Start

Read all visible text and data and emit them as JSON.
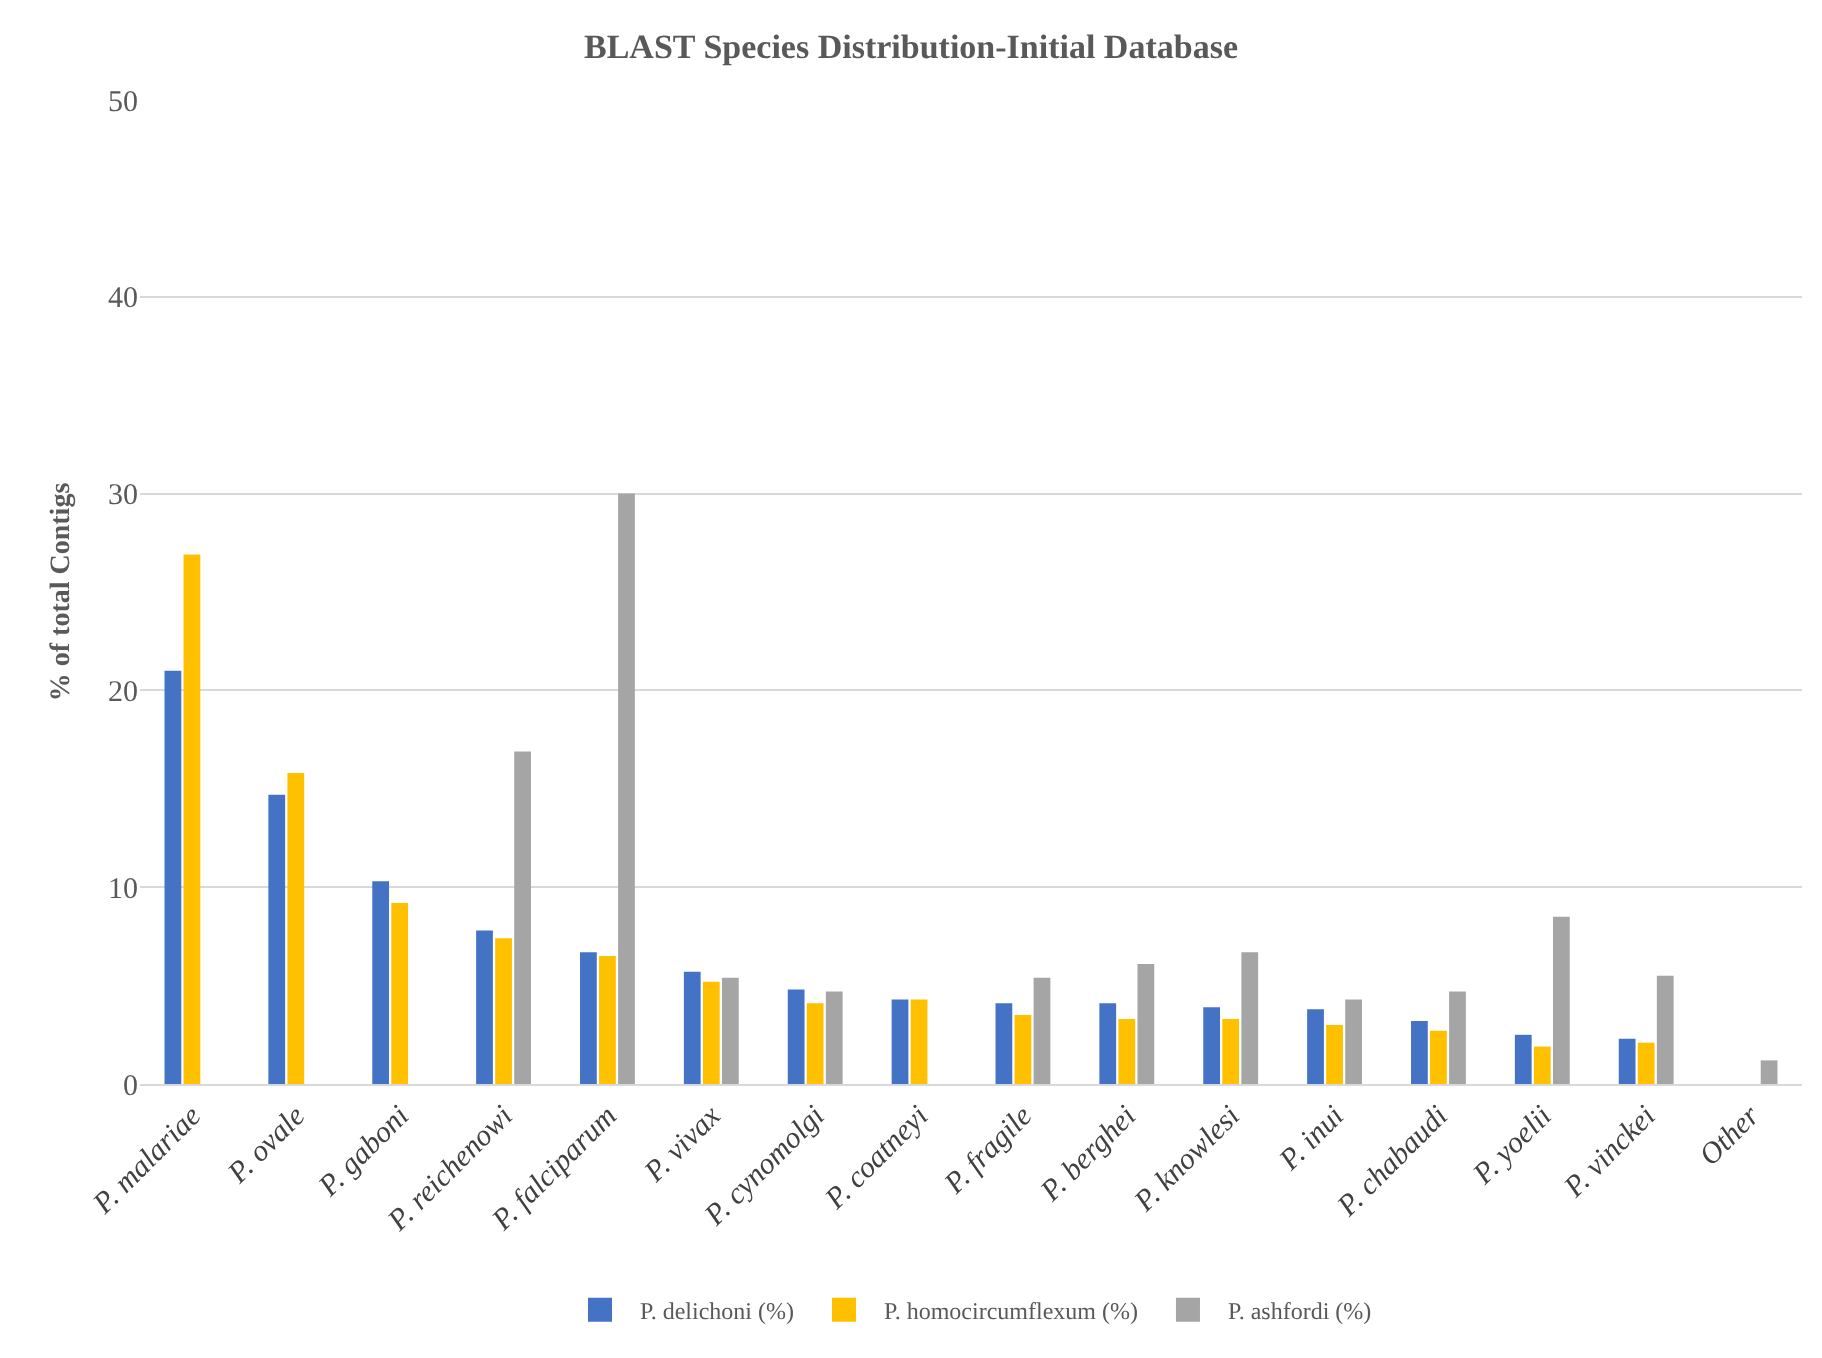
{
  "chart_data": {
    "type": "bar",
    "title": "BLAST Species Distribution-Initial Database",
    "ylabel": "% of total Contigs",
    "categories": [
      "P. malariae",
      "P. ovale",
      "P. gaboni",
      "P. reichenowi",
      "P. falciparum",
      "P. vivax",
      "P. cynomolgi",
      "P. coatneyi",
      "P. fragile",
      "P. berghei",
      "P. knowlesi",
      "P. inui",
      "P. chabaudi",
      "P. yoelii",
      "P. vinckei",
      "Other"
    ],
    "series": [
      {
        "name": "P. delichoni (%)",
        "color": "#4472c4",
        "values": [
          21.0,
          14.7,
          10.3,
          7.8,
          6.7,
          5.7,
          4.8,
          4.3,
          4.1,
          4.1,
          3.9,
          3.8,
          3.2,
          2.5,
          2.3,
          null
        ]
      },
      {
        "name": "P. homocircumflexum (%)",
        "color": "#ffc000",
        "values": [
          26.9,
          15.8,
          9.2,
          7.4,
          6.5,
          5.2,
          4.1,
          4.3,
          3.5,
          3.3,
          3.3,
          3.0,
          2.7,
          1.9,
          2.1,
          null
        ]
      },
      {
        "name": "P. ashfordi (%)",
        "color": "#a5a5a5",
        "values": [
          null,
          null,
          null,
          16.9,
          30.0,
          5.4,
          4.7,
          null,
          5.4,
          6.1,
          6.7,
          4.3,
          4.7,
          8.5,
          5.5,
          1.2
        ]
      }
    ],
    "ylim": [
      0,
      50
    ],
    "yticks": [
      0,
      10,
      20,
      30,
      40,
      50
    ],
    "grid": "y",
    "legend": "bottom"
  }
}
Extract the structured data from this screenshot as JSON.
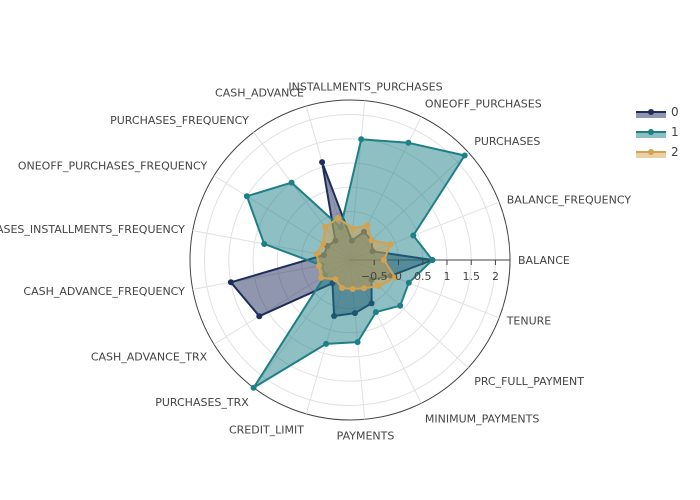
{
  "chart_data": {
    "type": "radar",
    "axes": [
      "BALANCE",
      "BALANCE_FREQUENCY",
      "PURCHASES",
      "ONEOFF_PURCHASES",
      "INSTALLMENTS_PURCHASES",
      "CASH_ADVANCE",
      "PURCHASES_FREQUENCY",
      "ONEOFF_PURCHASES_FREQUENCY",
      "PURCHASES_INSTALLMENTS_FREQUENCY",
      "CASH_ADVANCE_FREQUENCY",
      "CASH_ADVANCE_TRX",
      "PURCHASES_TRX",
      "CREDIT_LIMIT",
      "PAYMENTS",
      "MINIMUM_PAYMENTS",
      "PRC_FULL_PAYMENT",
      "TENURE"
    ],
    "radial_range": [
      -1,
      2.3
    ],
    "radial_ticks": [
      -0.5,
      0,
      0.5,
      1,
      1.5,
      2
    ],
    "tick_labels": [
      "−0.5",
      "0",
      "0.5",
      "1",
      "1.5",
      "2"
    ],
    "series": [
      {
        "name": "0",
        "color": "#1f2d5c",
        "values": [
          0.7,
          -0.5,
          -0.4,
          -0.35,
          -0.6,
          1.1,
          -0.5,
          -0.45,
          -0.45,
          1.5,
          1.2,
          -0.4,
          0.2,
          0.1,
          0.0,
          -0.4,
          -0.1
        ]
      },
      {
        "name": "1",
        "color": "#1e7f86",
        "values": [
          0.7,
          0.4,
          2.2,
          1.7,
          1.5,
          -0.3,
          1.0,
          1.5,
          0.8,
          -0.4,
          -0.4,
          2.3,
          0.8,
          0.7,
          0.2,
          0.4,
          0.3
        ]
      },
      {
        "name": "2",
        "color": "#d4a24e",
        "values": [
          -0.3,
          -0.1,
          -0.4,
          -0.2,
          -0.35,
          -0.1,
          -0.15,
          -0.35,
          -0.3,
          -0.35,
          -0.3,
          -0.5,
          -0.4,
          -0.4,
          -0.35,
          -0.2,
          0.0
        ]
      }
    ],
    "legend_position": "top-right"
  }
}
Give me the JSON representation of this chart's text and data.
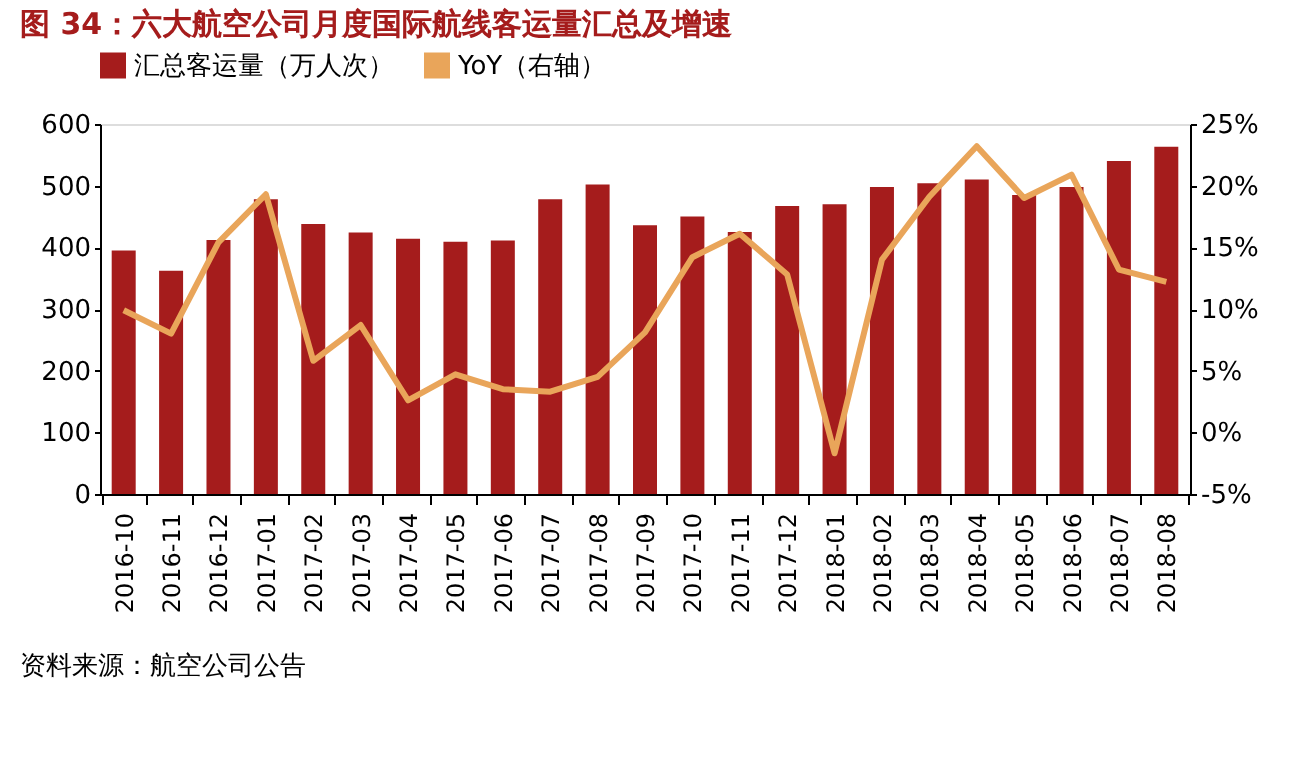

End

● WHAT TO WORK ON
Copy every line that contains the string "name".

● WRITTEN RESPONSE
        "name": "P. delichoni (%)",
        "name": "P. homocircumflexum (%)",
        "name": "P. ashfordi (%)",
        "name": "0",
        "name": "1",
        "name": "2",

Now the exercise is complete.